[Start]

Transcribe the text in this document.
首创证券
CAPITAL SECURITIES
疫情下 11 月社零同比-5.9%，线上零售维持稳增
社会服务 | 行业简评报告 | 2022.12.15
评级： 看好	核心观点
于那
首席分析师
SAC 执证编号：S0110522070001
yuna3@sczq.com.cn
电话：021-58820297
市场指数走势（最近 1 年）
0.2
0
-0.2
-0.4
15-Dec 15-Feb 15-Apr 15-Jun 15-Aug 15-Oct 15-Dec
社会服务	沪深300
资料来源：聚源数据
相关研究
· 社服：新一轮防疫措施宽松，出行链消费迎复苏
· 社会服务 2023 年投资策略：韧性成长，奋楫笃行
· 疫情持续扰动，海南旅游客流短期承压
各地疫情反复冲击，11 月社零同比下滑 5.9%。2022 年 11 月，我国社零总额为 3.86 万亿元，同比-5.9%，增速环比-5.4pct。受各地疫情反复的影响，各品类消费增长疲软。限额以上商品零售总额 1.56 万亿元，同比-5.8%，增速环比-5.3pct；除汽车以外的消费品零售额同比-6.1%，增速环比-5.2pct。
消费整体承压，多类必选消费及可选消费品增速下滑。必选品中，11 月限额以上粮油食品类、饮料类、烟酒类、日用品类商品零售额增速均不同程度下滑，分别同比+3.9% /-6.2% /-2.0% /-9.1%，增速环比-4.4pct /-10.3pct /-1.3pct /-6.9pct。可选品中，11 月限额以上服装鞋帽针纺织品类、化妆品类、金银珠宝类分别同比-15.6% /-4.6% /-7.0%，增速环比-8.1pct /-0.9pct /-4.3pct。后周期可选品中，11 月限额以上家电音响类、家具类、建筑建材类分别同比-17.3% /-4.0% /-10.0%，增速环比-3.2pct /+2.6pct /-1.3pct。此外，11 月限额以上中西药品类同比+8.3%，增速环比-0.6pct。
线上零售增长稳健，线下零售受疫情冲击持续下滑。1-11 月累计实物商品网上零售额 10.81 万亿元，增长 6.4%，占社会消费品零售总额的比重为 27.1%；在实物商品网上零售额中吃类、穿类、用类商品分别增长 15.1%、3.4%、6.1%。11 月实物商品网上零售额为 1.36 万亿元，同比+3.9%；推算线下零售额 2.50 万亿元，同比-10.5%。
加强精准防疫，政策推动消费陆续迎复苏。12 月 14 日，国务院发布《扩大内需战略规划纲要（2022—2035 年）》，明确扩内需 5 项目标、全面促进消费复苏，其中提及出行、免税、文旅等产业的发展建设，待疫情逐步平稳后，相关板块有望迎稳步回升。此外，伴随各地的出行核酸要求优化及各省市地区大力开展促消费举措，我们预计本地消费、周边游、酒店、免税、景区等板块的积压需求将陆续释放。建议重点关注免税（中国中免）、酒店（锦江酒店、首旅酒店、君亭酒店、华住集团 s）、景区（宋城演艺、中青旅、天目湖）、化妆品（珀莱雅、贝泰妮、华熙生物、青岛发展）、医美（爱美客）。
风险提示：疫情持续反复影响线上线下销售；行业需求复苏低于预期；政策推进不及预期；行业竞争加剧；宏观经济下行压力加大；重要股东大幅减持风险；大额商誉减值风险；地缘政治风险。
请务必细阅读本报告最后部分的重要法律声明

[End]
[Start]

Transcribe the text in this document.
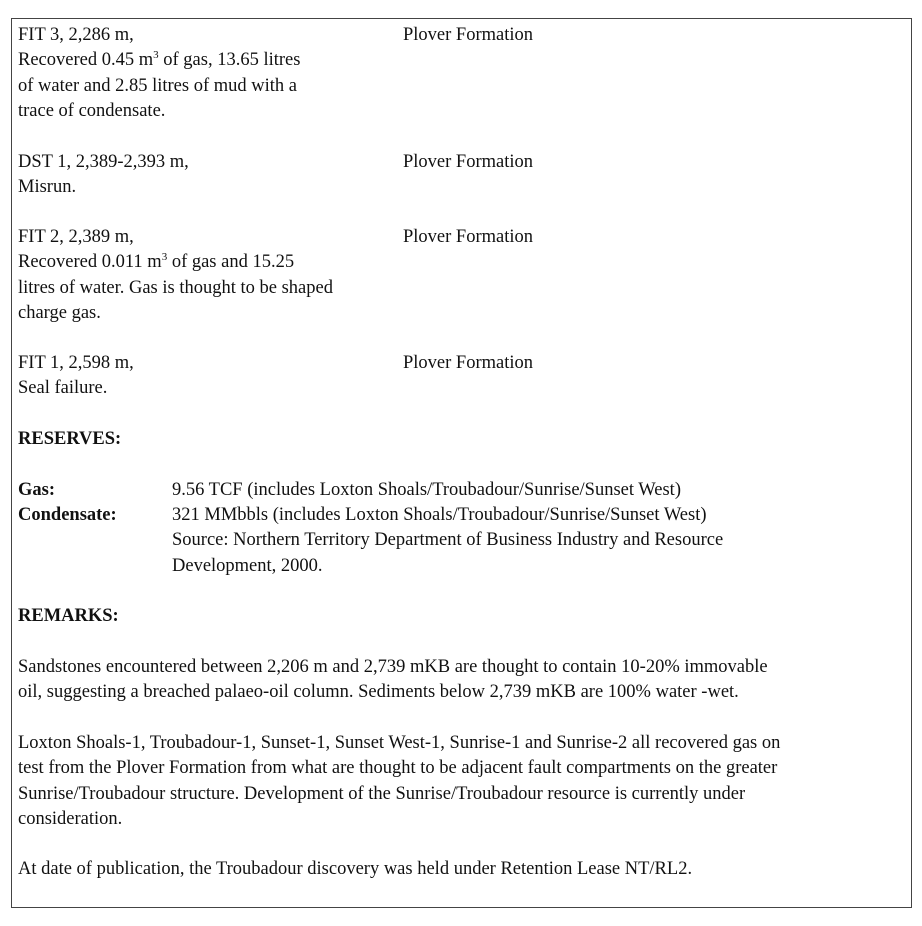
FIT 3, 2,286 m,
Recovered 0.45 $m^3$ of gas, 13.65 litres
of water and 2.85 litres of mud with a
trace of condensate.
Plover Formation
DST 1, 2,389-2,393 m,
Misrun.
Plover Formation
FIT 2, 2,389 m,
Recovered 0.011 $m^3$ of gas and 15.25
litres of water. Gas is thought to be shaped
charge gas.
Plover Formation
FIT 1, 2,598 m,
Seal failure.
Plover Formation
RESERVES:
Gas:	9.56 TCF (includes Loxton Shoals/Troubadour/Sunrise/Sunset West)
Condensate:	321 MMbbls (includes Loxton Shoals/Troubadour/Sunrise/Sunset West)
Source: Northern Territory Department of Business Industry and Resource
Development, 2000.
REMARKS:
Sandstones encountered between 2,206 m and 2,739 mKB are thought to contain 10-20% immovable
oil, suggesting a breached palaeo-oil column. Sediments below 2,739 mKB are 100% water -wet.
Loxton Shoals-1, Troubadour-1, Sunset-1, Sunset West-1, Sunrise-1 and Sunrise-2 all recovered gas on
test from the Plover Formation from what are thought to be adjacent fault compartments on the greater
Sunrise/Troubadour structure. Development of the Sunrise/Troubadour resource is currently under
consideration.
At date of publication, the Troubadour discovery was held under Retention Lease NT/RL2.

[End]

PROBLEM TO SOLVE ▸ Locate all lines in the listing above with the word "water" and copy them.

TASK ANSWER ▸
of water and 2.85 litres of mud with a
litres of water. Gas is thought to be shaped
oil, suggesting a breached palaeo-oil column. Sediments below 2,739 mKB are 100% water -wet.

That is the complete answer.